> _Supplied material_:

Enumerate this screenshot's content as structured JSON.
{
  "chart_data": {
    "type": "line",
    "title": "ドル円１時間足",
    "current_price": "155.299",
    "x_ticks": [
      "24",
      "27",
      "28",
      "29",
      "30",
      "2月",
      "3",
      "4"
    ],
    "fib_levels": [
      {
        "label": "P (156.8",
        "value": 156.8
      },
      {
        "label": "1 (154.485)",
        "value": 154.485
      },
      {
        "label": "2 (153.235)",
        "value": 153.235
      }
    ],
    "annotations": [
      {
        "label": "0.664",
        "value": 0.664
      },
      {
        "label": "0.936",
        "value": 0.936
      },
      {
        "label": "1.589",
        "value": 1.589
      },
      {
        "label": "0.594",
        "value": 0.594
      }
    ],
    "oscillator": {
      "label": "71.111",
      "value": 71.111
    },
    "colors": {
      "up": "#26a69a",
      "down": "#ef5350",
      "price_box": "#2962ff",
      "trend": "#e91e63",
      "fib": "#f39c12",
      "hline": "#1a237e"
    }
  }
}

> _Exercise_:
Search the data for the string "value" and copy each line where it appears.

> _The reply_:
        "value": 156.8
        "value": 154.485
        "value": 153.235
        "value": 0.664
        "value": 0.936
        "value": 1.589
        "value": 0.594
      "value": 71.111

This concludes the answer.